SET PROBLEM: Answer with the number of lines in the listing below that contain the word "screenshot", and nothing else.

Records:
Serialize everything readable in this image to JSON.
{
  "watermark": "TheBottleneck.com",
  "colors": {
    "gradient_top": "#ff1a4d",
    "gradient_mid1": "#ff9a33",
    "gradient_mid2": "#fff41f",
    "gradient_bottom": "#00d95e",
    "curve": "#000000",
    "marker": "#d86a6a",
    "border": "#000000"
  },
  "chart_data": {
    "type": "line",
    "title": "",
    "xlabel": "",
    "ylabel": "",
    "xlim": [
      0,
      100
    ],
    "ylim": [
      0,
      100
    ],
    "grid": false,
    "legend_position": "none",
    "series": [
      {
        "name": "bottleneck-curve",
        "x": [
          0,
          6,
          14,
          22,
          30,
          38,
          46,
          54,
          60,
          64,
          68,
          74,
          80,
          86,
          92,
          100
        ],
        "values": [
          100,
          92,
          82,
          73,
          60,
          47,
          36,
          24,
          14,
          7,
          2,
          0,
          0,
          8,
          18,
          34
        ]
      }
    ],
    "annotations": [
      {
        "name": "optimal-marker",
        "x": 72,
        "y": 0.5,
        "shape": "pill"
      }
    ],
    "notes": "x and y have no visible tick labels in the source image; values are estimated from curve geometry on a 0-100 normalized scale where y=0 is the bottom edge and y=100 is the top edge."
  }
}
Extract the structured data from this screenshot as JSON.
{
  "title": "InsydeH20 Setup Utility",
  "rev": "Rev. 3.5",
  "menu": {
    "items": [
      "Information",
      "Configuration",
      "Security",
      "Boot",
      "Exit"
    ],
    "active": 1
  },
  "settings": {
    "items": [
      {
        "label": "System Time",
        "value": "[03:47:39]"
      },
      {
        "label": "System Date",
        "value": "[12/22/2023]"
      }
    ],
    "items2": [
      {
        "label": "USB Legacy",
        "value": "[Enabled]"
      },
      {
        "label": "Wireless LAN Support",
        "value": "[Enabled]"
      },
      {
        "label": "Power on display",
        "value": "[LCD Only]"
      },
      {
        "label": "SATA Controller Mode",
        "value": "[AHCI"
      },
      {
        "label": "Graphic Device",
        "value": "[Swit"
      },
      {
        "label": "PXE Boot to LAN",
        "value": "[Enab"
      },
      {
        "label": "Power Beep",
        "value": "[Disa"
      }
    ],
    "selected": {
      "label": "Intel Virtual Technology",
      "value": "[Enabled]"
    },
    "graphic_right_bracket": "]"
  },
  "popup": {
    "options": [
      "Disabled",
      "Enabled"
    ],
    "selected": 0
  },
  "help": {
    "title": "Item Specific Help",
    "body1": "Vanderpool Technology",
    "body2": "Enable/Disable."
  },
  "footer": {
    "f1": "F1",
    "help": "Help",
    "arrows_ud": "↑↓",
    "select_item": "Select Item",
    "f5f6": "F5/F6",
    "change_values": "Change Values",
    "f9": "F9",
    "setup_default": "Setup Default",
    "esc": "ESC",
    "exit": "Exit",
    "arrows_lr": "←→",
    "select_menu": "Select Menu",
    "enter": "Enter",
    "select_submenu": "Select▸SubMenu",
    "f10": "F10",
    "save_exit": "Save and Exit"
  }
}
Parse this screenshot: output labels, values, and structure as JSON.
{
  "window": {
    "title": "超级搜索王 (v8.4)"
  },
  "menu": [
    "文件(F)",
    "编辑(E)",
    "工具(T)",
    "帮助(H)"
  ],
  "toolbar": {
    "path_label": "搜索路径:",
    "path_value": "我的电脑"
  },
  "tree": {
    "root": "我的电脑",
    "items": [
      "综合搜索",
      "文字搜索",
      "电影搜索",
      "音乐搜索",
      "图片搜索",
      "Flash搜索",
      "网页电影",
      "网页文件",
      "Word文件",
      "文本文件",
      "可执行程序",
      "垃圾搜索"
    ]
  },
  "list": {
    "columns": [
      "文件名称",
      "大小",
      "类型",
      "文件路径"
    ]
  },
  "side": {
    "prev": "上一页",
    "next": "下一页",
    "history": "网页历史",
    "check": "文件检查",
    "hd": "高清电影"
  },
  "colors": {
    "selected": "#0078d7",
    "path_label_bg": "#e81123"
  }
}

---

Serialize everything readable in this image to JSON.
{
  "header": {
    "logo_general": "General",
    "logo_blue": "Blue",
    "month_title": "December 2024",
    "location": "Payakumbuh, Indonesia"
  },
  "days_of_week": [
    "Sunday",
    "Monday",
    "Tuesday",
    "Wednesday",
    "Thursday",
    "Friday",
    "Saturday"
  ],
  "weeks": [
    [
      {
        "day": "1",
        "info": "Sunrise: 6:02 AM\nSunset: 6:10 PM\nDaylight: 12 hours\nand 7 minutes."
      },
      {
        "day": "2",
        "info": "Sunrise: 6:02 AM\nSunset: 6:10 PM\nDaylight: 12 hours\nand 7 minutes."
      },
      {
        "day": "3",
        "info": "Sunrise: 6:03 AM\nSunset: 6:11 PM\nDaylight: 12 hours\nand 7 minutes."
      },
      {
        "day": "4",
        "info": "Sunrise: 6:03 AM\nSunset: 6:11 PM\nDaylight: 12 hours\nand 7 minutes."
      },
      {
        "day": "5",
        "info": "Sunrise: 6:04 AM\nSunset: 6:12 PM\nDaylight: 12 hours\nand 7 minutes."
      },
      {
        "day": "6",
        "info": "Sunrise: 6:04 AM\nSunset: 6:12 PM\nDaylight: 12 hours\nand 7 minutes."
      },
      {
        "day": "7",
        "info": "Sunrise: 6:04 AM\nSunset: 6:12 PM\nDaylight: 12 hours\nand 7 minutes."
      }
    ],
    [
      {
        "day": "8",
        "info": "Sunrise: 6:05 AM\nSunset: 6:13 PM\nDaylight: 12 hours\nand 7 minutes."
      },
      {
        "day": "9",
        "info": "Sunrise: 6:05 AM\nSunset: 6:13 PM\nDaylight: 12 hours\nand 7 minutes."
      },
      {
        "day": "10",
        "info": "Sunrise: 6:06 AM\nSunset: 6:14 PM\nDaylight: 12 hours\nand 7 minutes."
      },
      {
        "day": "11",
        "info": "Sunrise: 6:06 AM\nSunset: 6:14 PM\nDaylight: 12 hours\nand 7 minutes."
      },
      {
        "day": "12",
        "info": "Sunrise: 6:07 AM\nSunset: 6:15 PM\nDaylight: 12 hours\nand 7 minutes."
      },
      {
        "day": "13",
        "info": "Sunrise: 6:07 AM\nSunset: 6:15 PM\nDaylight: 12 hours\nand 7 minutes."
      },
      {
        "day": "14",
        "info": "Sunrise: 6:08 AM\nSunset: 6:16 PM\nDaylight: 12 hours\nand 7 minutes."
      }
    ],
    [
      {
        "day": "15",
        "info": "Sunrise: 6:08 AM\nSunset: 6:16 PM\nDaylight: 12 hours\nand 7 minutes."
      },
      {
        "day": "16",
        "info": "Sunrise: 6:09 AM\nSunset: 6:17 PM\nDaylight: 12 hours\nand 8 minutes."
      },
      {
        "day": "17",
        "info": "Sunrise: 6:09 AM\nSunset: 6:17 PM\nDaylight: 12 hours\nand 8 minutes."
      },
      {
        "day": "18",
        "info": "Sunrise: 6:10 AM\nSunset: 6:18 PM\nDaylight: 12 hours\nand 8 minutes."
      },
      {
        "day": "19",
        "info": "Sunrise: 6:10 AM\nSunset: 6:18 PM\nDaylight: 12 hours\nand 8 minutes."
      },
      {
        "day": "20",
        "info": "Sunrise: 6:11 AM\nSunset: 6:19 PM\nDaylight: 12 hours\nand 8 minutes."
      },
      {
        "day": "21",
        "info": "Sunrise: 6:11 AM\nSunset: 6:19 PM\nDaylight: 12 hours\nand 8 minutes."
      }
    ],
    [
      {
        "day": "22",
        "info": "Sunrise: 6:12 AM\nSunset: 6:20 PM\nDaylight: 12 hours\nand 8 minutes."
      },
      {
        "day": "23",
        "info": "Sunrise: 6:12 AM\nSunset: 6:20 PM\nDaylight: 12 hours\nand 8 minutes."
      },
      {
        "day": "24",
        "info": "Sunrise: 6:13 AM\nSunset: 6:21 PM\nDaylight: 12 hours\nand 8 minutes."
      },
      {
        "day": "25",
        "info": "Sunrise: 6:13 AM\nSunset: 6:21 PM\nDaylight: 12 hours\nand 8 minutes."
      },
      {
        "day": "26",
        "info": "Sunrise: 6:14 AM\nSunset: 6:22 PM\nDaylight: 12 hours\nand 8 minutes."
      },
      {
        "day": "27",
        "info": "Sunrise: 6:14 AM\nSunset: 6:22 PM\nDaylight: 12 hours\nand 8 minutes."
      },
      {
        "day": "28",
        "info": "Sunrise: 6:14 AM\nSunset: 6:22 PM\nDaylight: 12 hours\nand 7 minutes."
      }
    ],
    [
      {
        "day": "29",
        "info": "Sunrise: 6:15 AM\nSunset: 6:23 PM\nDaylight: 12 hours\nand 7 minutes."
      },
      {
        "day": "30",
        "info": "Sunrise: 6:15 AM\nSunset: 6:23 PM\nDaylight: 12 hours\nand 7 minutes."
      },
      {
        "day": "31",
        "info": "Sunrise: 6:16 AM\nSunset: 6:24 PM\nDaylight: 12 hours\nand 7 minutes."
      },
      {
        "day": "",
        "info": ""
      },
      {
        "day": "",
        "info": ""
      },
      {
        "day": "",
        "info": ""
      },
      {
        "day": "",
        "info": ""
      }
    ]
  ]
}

WRITTEN RESPONSE: 2